#### [OBJECTIVE]
Copy each line with the word "name" in it.

#### [RECORDS PROVIDED]
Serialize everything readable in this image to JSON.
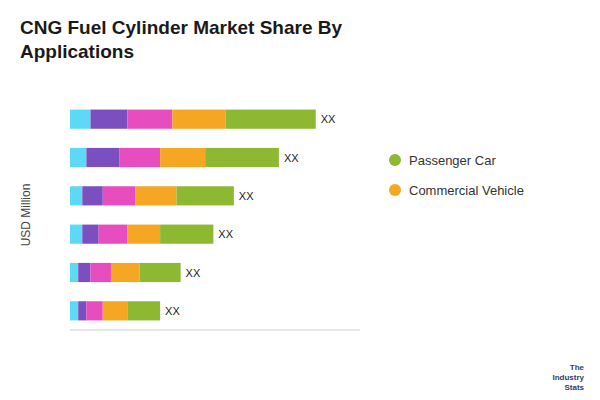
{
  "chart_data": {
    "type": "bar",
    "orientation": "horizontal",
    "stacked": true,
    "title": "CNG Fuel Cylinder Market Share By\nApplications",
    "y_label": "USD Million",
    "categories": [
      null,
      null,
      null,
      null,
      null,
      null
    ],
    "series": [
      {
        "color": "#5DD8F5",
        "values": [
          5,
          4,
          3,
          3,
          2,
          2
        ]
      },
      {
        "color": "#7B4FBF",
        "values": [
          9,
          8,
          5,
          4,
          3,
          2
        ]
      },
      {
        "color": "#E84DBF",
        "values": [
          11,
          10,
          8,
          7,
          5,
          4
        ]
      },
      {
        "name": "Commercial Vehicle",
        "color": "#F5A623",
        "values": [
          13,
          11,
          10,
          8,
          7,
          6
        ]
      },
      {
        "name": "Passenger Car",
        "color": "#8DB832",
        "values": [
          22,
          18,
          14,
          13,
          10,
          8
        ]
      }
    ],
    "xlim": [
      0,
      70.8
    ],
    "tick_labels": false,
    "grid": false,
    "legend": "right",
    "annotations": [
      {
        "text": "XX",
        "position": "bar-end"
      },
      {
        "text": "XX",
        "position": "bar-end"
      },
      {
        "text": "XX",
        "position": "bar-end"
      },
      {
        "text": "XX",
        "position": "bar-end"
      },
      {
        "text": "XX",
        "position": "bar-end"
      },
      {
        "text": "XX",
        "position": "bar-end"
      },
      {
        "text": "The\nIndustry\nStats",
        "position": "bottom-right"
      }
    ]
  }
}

#### [RESULT FOR THIS EXERCISE]
        "name": "Commercial Vehicle",
        "name": "Passenger Car",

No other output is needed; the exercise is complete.